**Goal:** Return the records word for word. Any pictures in them are not part of the copy.

## START Material supplied

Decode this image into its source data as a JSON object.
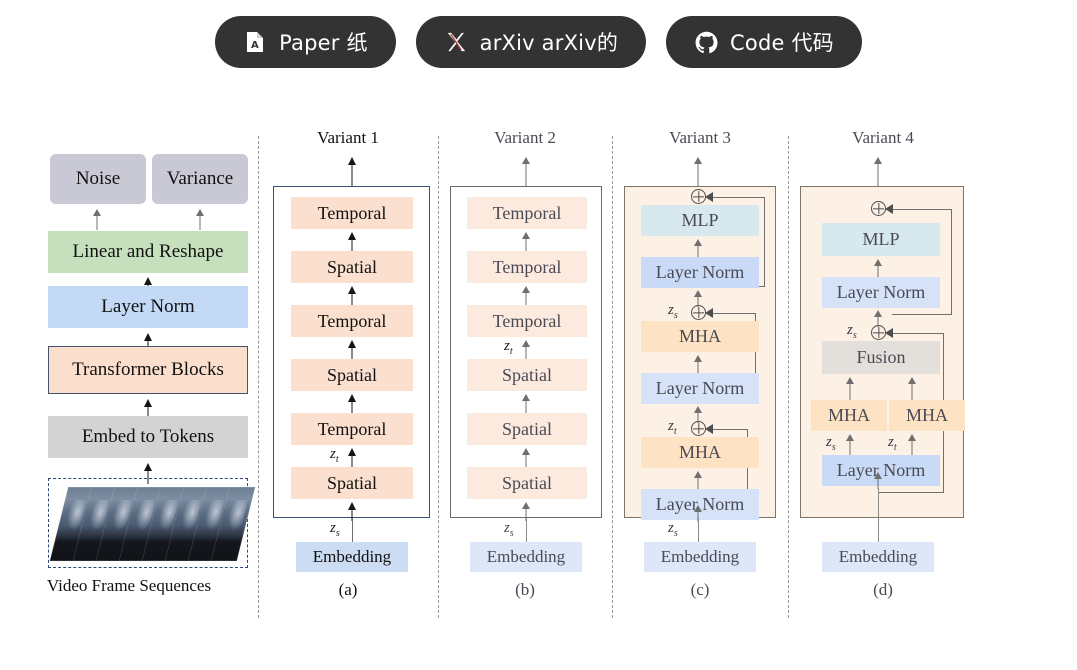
{
  "links": [
    {
      "id": "paper",
      "icon": "pdf-file-icon",
      "label": "Paper 纸"
    },
    {
      "id": "arxiv",
      "icon": "x-logo-icon",
      "label": "arXiv arXiv的"
    },
    {
      "id": "code",
      "icon": "github-icon",
      "label": "Code 代码"
    }
  ],
  "pipeline": {
    "outputs": [
      {
        "label": "Noise"
      },
      {
        "label": "Variance"
      }
    ],
    "blocks": [
      {
        "label": "Linear and Reshape"
      },
      {
        "label": "Layer Norm"
      },
      {
        "label": "Transformer Blocks"
      },
      {
        "label": "Embed to Tokens"
      }
    ],
    "input_caption": "Video Frame Sequences",
    "frame_count": 8
  },
  "variants": [
    {
      "title": "Variant 1",
      "caption": "(a)",
      "embedding": "Embedding",
      "blocks": [
        "Temporal",
        "Spatial",
        "Temporal",
        "Spatial",
        "Temporal",
        "Spatial"
      ],
      "z_labels": {
        "bottom": "z",
        "bottom_sub": "s",
        "mid": "z",
        "mid_sub": "t"
      }
    },
    {
      "title": "Variant 2",
      "caption": "(b)",
      "embedding": "Embedding",
      "blocks": [
        "Temporal",
        "Temporal",
        "Temporal",
        "Spatial",
        "Spatial",
        "Spatial"
      ],
      "z_labels": {
        "bottom": "z",
        "bottom_sub": "s",
        "mid": "z",
        "mid_sub": "t"
      }
    },
    {
      "title": "Variant 3",
      "caption": "(c)",
      "embedding": "Embedding",
      "blocks": [
        "MLP",
        "Layer Norm",
        "MHA",
        "Layer Norm",
        "MHA",
        "Layer Norm"
      ],
      "z_labels": {
        "bottom": "z",
        "bottom_sub": "s",
        "mid1": "z",
        "mid1_sub": "t",
        "mid2": "z",
        "mid2_sub": "s"
      }
    },
    {
      "title": "Variant 4",
      "caption": "(d)",
      "embedding": "Embedding",
      "blocks": [
        "MLP",
        "Layer Norm",
        "Fusion",
        "MHA",
        "MHA",
        "Layer Norm"
      ],
      "z_labels": {
        "top": "z",
        "top_sub": "s",
        "left": "z",
        "left_sub": "s",
        "right": "z",
        "right_sub": "t"
      }
    }
  ],
  "colors": {
    "button_bg": "#333333",
    "button_text": "#ffffff",
    "peach": "#fbe0d0",
    "layer_norm": "#c9daf6",
    "mlp": "#d7e8ee",
    "mha": "#fde3c3",
    "fusion": "#e3dfda",
    "embedding": "#ccdcf3",
    "panel_cd_bg": "#fdf0e4",
    "green": "#c6e0bd",
    "blue": "#c3d9f5",
    "gray": "#d3d3d3",
    "gray_out": "#c9c9d6"
  }
}
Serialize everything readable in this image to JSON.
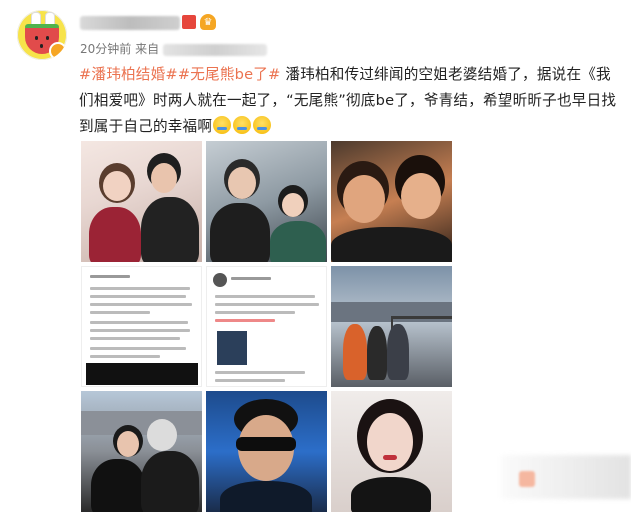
{
  "post": {
    "time_label": "20分钟前",
    "source_prefix": "来自",
    "text_tag1": "#潘玮柏结婚#",
    "text_tag2": "#无尾熊be了#",
    "text_body": " 潘玮柏和传过绯闻的空姐老婆结婚了，据说在《我们相爱吧》时两人就在一起了，“无尾熊”彻底be了，爷青结，希望昕昕子也早日找到属于自己的幸福啊",
    "emoji_count_note": "",
    "photos": [
      {
        "name": "photo-couple-heart"
      },
      {
        "name": "photo-couple-dining"
      },
      {
        "name": "photo-couple-closeup"
      },
      {
        "name": "photo-announcement-post"
      },
      {
        "name": "photo-screenshot-post"
      },
      {
        "name": "photo-group-lakeside"
      },
      {
        "name": "photo-couple-mountain"
      },
      {
        "name": "photo-man-sunglasses"
      },
      {
        "name": "photo-woman-portrait"
      }
    ]
  },
  "colors": {
    "hashtag": "#eb7350",
    "text": "#222222",
    "meta": "#777777"
  }
}
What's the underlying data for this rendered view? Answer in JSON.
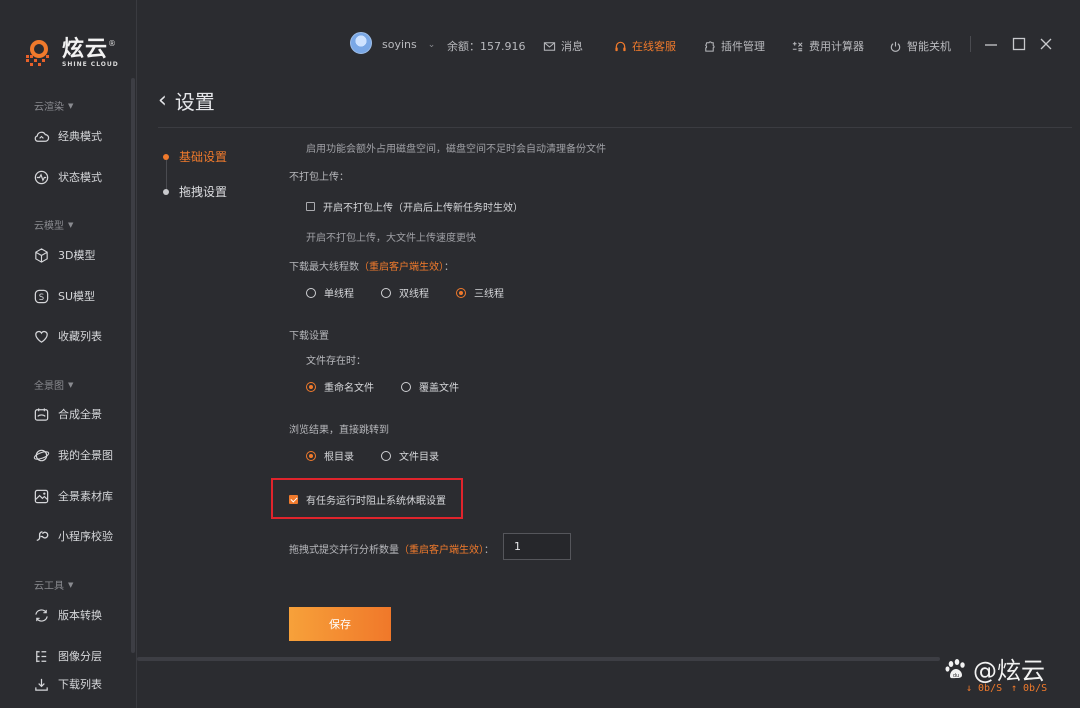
{
  "brand": {
    "name_cn": "炫云",
    "name_en": "SHINE CLOUD",
    "reg": "®"
  },
  "sidebar": {
    "groups": [
      {
        "label": "云渲染",
        "items": [
          {
            "label": "经典模式",
            "icon": "cloud-icon"
          },
          {
            "label": "状态模式",
            "icon": "status-icon"
          }
        ]
      },
      {
        "label": "云模型",
        "items": [
          {
            "label": "3D模型",
            "icon": "cube-icon"
          },
          {
            "label": "SU模型",
            "icon": "su-icon"
          },
          {
            "label": "收藏列表",
            "icon": "heart-icon"
          }
        ]
      },
      {
        "label": "全景图",
        "items": [
          {
            "label": "合成全景",
            "icon": "panorama-icon"
          },
          {
            "label": "我的全景图",
            "icon": "globe-icon"
          },
          {
            "label": "全景素材库",
            "icon": "image-library-icon"
          },
          {
            "label": "小程序校验",
            "icon": "miniprogram-icon"
          }
        ]
      },
      {
        "label": "云工具",
        "items": [
          {
            "label": "版本转换",
            "icon": "convert-icon"
          },
          {
            "label": "图像分层",
            "icon": "layers-icon"
          },
          {
            "label": "下载列表",
            "icon": "download-icon"
          }
        ]
      }
    ]
  },
  "topbar": {
    "username": "soyins",
    "balance_label": "余额：157.916",
    "messages": "消息",
    "support": "在线客服",
    "plugins": "插件管理",
    "calculator": "费用计算器",
    "shutdown": "智能关机"
  },
  "page": {
    "title": "设置"
  },
  "settings_nav": [
    {
      "label": "基础设置",
      "active": true
    },
    {
      "label": "拖拽设置",
      "active": false
    }
  ],
  "settings": {
    "backup_hint": "启用功能会额外占用磁盘空间，磁盘空间不足时会自动清理备份文件",
    "no_pack_title": "不打包上传：",
    "no_pack_option": "开启不打包上传（开启后上传新任务时生效）",
    "no_pack_hint": "开启不打包上传，大文件上传速度更快",
    "threads_title": "下载最大线程数",
    "threads_warn": "（重启客户端生效）",
    "threads_colon": "：",
    "threads_options": [
      "单线程",
      "双线程",
      "三线程"
    ],
    "threads_selected": "三线程",
    "download_title": "下载设置",
    "file_exists_title": "文件存在时：",
    "file_exists_options": [
      "重命名文件",
      "覆盖文件"
    ],
    "file_exists_selected": "重命名文件",
    "browse_title": "浏览结果，直接跳转到",
    "browse_options": [
      "根目录",
      "文件目录"
    ],
    "browse_selected": "根目录",
    "prevent_sleep": "有任务运行时阻止系统休眠设置",
    "parallel_title": "拖拽式提交并行分析数量",
    "parallel_warn": "（重启客户端生效）",
    "parallel_colon": "：",
    "parallel_value": "1",
    "save": "保存"
  },
  "footer": {
    "down_speed": "↓ 0b/S",
    "up_speed": "↑ 0b/S"
  },
  "watermark": "@炫云",
  "colors": {
    "accent": "#f07a2c",
    "background": "#2b2c30",
    "highlight": "#e0242c"
  }
}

## END Material supplied

**Output of the task:**
Decode this image into its source data as a JSON object.
{
  "links": [
    {
      "id": "paper",
      "icon": "pdf-file-icon",
      "label": "Paper 纸"
    },
    {
      "id": "arxiv",
      "icon": "x-logo-icon",
      "label": "arXiv arXiv的"
    },
    {
      "id": "code",
      "icon": "github-icon",
      "label": "Code 代码"
    }
  ],
  "pipeline": {
    "outputs": [
      {
        "label": "Noise"
      },
      {
        "label": "Variance"
      }
    ],
    "blocks": [
      {
        "label": "Linear and Reshape"
      },
      {
        "label": "Layer Norm"
      },
      {
        "label": "Transformer Blocks"
      },
      {
        "label": "Embed to Tokens"
      }
    ],
    "input_caption": "Video Frame Sequences",
    "frame_count": 8
  },
  "variants": [
    {
      "title": "Variant 1",
      "caption": "(a)",
      "embedding": "Embedding",
      "blocks": [
        "Temporal",
        "Spatial",
        "Temporal",
        "Spatial",
        "Temporal",
        "Spatial"
      ],
      "z_labels": {
        "bottom": "z",
        "bottom_sub": "s",
        "mid": "z",
        "mid_sub": "t"
      }
    },
    {
      "title": "Variant 2",
      "caption": "(b)",
      "embedding": "Embedding",
      "blocks": [
        "Temporal",
        "Temporal",
        "Temporal",
        "Spatial",
        "Spatial",
        "Spatial"
      ],
      "z_labels": {
        "bottom": "z",
        "bottom_sub": "s",
        "mid": "z",
        "mid_sub": "t"
      }
    },
    {
      "title": "Variant 3",
      "caption": "(c)",
      "embedding": "Embedding",
      "blocks": [
        "MLP",
        "Layer Norm",
        "MHA",
        "Layer Norm",
        "MHA",
        "Layer Norm"
      ],
      "z_labels": {
        "bottom": "z",
        "bottom_sub": "s",
        "mid1": "z",
        "mid1_sub": "t",
        "mid2": "z",
        "mid2_sub": "s"
      }
    },
    {
      "title": "Variant 4",
      "caption": "(d)",
      "embedding": "Embedding",
      "blocks": [
        "MLP",
        "Layer Norm",
        "Fusion",
        "MHA",
        "MHA",
        "Layer Norm"
      ],
      "z_labels": {
        "top": "z",
        "top_sub": "s",
        "left": "z",
        "left_sub": "s",
        "right": "z",
        "right_sub": "t"
      }
    }
  ],
  "colors": {
    "button_bg": "#333333",
    "button_text": "#ffffff",
    "peach": "#fbe0d0",
    "layer_norm": "#c9daf6",
    "mlp": "#d7e8ee",
    "mha": "#fde3c3",
    "fusion": "#e3dfda",
    "embedding": "#ccdcf3",
    "panel_cd_bg": "#fdf0e4",
    "green": "#c6e0bd",
    "blue": "#c3d9f5",
    "gray": "#d3d3d3",
    "gray_out": "#c9c9d6"
  }
}
Serialize everything readable in this image to JSON.
{
  "post": {
    "time_label": "20分钟前",
    "source_prefix": "来自",
    "text_tag1": "#潘玮柏结婚#",
    "text_tag2": "#无尾熊be了#",
    "text_body": " 潘玮柏和传过绯闻的空姐老婆结婚了，据说在《我们相爱吧》时两人就在一起了，“无尾熊”彻底be了，爷青结，希望昕昕子也早日找到属于自己的幸福啊",
    "emoji_count_note": "",
    "photos": [
      {
        "name": "photo-couple-heart"
      },
      {
        "name": "photo-couple-dining"
      },
      {
        "name": "photo-couple-closeup"
      },
      {
        "name": "photo-announcement-post"
      },
      {
        "name": "photo-screenshot-post"
      },
      {
        "name": "photo-group-lakeside"
      },
      {
        "name": "photo-couple-mountain"
      },
      {
        "name": "photo-man-sunglasses"
      },
      {
        "name": "photo-woman-portrait"
      }
    ]
  },
  "colors": {
    "hashtag": "#eb7350",
    "text": "#222222",
    "meta": "#777777"
  }
}
What's the underlying data for this rendered view? Answer in JSON.
{
  "brand": {
    "name_cn": "炫云",
    "name_en": "SHINE CLOUD",
    "reg": "®"
  },
  "sidebar": {
    "groups": [
      {
        "label": "云渲染",
        "items": [
          {
            "label": "经典模式",
            "icon": "cloud-icon"
          },
          {
            "label": "状态模式",
            "icon": "status-icon"
          }
        ]
      },
      {
        "label": "云模型",
        "items": [
          {
            "label": "3D模型",
            "icon": "cube-icon"
          },
          {
            "label": "SU模型",
            "icon": "su-icon"
          },
          {
            "label": "收藏列表",
            "icon": "heart-icon"
          }
        ]
      },
      {
        "label": "全景图",
        "items": [
          {
            "label": "合成全景",
            "icon": "panorama-icon"
          },
          {
            "label": "我的全景图",
            "icon": "globe-icon"
          },
          {
            "label": "全景素材库",
            "icon": "image-library-icon"
          },
          {
            "label": "小程序校验",
            "icon": "miniprogram-icon"
          }
        ]
      },
      {
        "label": "云工具",
        "items": [
          {
            "label": "版本转换",
            "icon": "convert-icon"
          },
          {
            "label": "图像分层",
            "icon": "layers-icon"
          },
          {
            "label": "下载列表",
            "icon": "download-icon"
          }
        ]
      }
    ]
  },
  "topbar": {
    "username": "soyins",
    "balance_label": "余额：157.916",
    "messages": "消息",
    "support": "在线客服",
    "plugins": "插件管理",
    "calculator": "费用计算器",
    "shutdown": "智能关机"
  },
  "page": {
    "title": "设置"
  },
  "settings_nav": [
    {
      "label": "基础设置",
      "active": true
    },
    {
      "label": "拖拽设置",
      "active": false
    }
  ],
  "settings": {
    "backup_hint": "启用功能会额外占用磁盘空间，磁盘空间不足时会自动清理备份文件",
    "no_pack_title": "不打包上传：",
    "no_pack_option": "开启不打包上传（开启后上传新任务时生效）",
    "no_pack_hint": "开启不打包上传，大文件上传速度更快",
    "threads_title": "下载最大线程数",
    "threads_warn": "（重启客户端生效）",
    "threads_colon": "：",
    "threads_options": [
      "单线程",
      "双线程",
      "三线程"
    ],
    "threads_selected": "三线程",
    "download_title": "下载设置",
    "file_exists_title": "文件存在时：",
    "file_exists_options": [
      "重命名文件",
      "覆盖文件"
    ],
    "file_exists_selected": "重命名文件",
    "browse_title": "浏览结果，直接跳转到",
    "browse_options": [
      "根目录",
      "文件目录"
    ],
    "browse_selected": "根目录",
    "prevent_sleep": "有任务运行时阻止系统休眠设置",
    "parallel_title": "拖拽式提交并行分析数量",
    "parallel_warn": "（重启客户端生效）",
    "parallel_colon": "：",
    "parallel_value": "1",
    "save": "保存"
  },
  "footer": {
    "down_speed": "↓ 0b/S",
    "up_speed": "↑ 0b/S"
  },
  "watermark": "@炫云",
  "colors": {
    "accent": "#f07a2c",
    "background": "#2b2c30",
    "highlight": "#e0242c"
  }
}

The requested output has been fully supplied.